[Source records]
+-------+

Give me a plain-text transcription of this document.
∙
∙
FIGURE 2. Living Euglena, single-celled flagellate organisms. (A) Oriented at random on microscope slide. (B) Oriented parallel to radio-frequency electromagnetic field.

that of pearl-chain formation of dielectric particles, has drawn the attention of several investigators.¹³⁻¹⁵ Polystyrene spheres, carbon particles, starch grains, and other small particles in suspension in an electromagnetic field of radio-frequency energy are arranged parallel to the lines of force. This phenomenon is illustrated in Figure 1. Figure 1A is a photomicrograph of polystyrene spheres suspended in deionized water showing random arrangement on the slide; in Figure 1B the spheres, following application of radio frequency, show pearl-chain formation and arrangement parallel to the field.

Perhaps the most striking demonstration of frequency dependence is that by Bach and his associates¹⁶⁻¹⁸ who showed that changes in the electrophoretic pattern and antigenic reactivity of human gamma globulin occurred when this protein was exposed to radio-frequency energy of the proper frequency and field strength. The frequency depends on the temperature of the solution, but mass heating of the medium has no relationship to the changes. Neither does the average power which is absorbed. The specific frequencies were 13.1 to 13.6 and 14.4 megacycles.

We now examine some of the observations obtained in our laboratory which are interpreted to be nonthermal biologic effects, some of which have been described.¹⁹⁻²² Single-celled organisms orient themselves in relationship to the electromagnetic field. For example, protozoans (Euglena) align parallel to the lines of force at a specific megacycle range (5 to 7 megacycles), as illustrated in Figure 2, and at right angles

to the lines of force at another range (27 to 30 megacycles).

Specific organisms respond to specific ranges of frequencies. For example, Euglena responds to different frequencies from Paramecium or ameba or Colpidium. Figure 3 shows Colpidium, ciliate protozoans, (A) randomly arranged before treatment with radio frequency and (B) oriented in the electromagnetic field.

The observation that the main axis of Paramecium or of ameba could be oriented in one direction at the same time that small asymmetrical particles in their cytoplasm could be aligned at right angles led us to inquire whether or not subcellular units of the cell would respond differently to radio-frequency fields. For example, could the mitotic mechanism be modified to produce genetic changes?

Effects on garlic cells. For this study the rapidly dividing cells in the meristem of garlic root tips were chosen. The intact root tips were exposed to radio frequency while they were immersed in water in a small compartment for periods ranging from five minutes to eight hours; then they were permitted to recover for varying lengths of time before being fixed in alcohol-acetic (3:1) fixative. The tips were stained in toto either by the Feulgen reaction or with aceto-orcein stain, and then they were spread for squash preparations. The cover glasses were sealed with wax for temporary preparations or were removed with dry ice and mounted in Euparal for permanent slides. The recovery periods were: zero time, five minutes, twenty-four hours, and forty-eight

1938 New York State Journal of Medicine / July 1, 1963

+-------+

EXERCISE GOAL
The response should be an exact repeat of the data above.

FINISHED EXERCISE
Give me a plain-text transcription of this document.
∙
∙
FIGURE 2. Living Euglena, single-celled flagellate organisms. (A) Oriented at random on microscope slide. (B) Oriented parallel to radio-frequency electromagnetic field.

that of pearl-chain formation of dielectric particles, has drawn the attention of several investigators.¹³⁻¹⁵ Polystyrene spheres, carbon particles, starch grains, and other small particles in suspension in an electromagnetic field of radio-frequency energy are arranged parallel to the lines of force. This phenomenon is illustrated in Figure 1. Figure 1A is a photomicrograph of polystyrene spheres suspended in deionized water showing random arrangement on the slide; in Figure 1B the spheres, following application of radio frequency, show pearl-chain formation and arrangement parallel to the field.

Perhaps the most striking demonstration of frequency dependence is that by Bach and his associates¹⁶⁻¹⁸ who showed that changes in the electrophoretic pattern and antigenic reactivity of human gamma globulin occurred when this protein was exposed to radio-frequency energy of the proper frequency and field strength. The frequency depends on the temperature of the solution, but mass heating of the medium has no relationship to the changes. Neither does the average power which is absorbed. The specific frequencies were 13.1 to 13.6 and 14.4 megacycles.

We now examine some of the observations obtained in our laboratory which are interpreted to be nonthermal biologic effects, some of which have been described.¹⁹⁻²² Single-celled organisms orient themselves in relationship to the electromagnetic field. For example, protozoans (Euglena) align parallel to the lines of force at a specific megacycle range (5 to 7 megacycles), as illustrated in Figure 2, and at right angles

to the lines of force at another range (27 to 30 megacycles).

Specific organisms respond to specific ranges of frequencies. For example, Euglena responds to different frequencies from Paramecium or ameba or Colpidium. Figure 3 shows Colpidium, ciliate protozoans, (A) randomly arranged before treatment with radio frequency and (B) oriented in the electromagnetic field.

The observation that the main axis of Paramecium or of ameba could be oriented in one direction at the same time that small asymmetrical particles in their cytoplasm could be aligned at right angles led us to inquire whether or not subcellular units of the cell would respond differently to radio-frequency fields. For example, could the mitotic mechanism be modified to produce genetic changes?

Effects on garlic cells. For this study the rapidly dividing cells in the meristem of garlic root tips were chosen. The intact root tips were exposed to radio frequency while they were immersed in water in a small compartment for periods ranging from five minutes to eight hours; then they were permitted to recover for varying lengths of time before being fixed in alcohol-acetic (3:1) fixative. The tips were stained in toto either by the Feulgen reaction or with aceto-orcein stain, and then they were spread for squash preparations. The cover glasses were sealed with wax for temporary preparations or were removed with dry ice and mounted in Euparal for permanent slides. The recovery periods were: zero time, five minutes, twenty-four hours, and forty-eight

1938 New York State Journal of Medicine / July 1, 1963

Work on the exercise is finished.